* _Instructions for the task_
Repeat every line below exactly as it reads.

* _Dataset rows_
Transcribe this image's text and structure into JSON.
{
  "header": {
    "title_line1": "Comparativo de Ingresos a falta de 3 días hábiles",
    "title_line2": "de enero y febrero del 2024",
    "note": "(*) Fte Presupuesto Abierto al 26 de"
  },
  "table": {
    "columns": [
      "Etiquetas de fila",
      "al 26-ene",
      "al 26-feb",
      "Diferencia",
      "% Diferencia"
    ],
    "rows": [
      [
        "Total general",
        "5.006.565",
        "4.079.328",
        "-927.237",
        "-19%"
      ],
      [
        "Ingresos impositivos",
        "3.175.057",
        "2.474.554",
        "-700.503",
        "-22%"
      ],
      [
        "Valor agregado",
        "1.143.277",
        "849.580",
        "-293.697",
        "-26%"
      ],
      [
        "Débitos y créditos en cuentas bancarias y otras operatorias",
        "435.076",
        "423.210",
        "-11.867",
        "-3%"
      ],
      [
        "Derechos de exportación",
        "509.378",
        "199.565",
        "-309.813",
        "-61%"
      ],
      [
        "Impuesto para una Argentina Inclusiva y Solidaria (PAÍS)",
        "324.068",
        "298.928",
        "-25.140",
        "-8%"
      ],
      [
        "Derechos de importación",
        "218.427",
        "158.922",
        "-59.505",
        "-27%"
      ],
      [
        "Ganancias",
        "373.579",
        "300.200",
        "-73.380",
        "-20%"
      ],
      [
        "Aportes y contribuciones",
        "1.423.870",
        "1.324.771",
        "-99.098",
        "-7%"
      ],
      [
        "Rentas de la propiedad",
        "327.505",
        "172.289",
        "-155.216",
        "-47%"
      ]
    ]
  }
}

* _Final result_
Transcribe this image's text and structure into JSON.
{
  "header": {
    "title_line1": "Comparativo de Ingresos a falta de 3 días hábiles",
    "title_line2": "de enero y febrero del 2024",
    "note": "(*) Fte Presupuesto Abierto al 26 de"
  },
  "table": {
    "columns": [
      "Etiquetas de fila",
      "al 26-ene",
      "al 26-feb",
      "Diferencia",
      "% Diferencia"
    ],
    "rows": [
      [
        "Total general",
        "5.006.565",
        "4.079.328",
        "-927.237",
        "-19%"
      ],
      [
        "Ingresos impositivos",
        "3.175.057",
        "2.474.554",
        "-700.503",
        "-22%"
      ],
      [
        "Valor agregado",
        "1.143.277",
        "849.580",
        "-293.697",
        "-26%"
      ],
      [
        "Débitos y créditos en cuentas bancarias y otras operatorias",
        "435.076",
        "423.210",
        "-11.867",
        "-3%"
      ],
      [
        "Derechos de exportación",
        "509.378",
        "199.565",
        "-309.813",
        "-61%"
      ],
      [
        "Impuesto para una Argentina Inclusiva y Solidaria (PAÍS)",
        "324.068",
        "298.928",
        "-25.140",
        "-8%"
      ],
      [
        "Derechos de importación",
        "218.427",
        "158.922",
        "-59.505",
        "-27%"
      ],
      [
        "Ganancias",
        "373.579",
        "300.200",
        "-73.380",
        "-20%"
      ],
      [
        "Aportes y contribuciones",
        "1.423.870",
        "1.324.771",
        "-99.098",
        "-7%"
      ],
      [
        "Rentas de la propiedad",
        "327.505",
        "172.289",
        "-155.216",
        "-47%"
      ]
    ]
  }
}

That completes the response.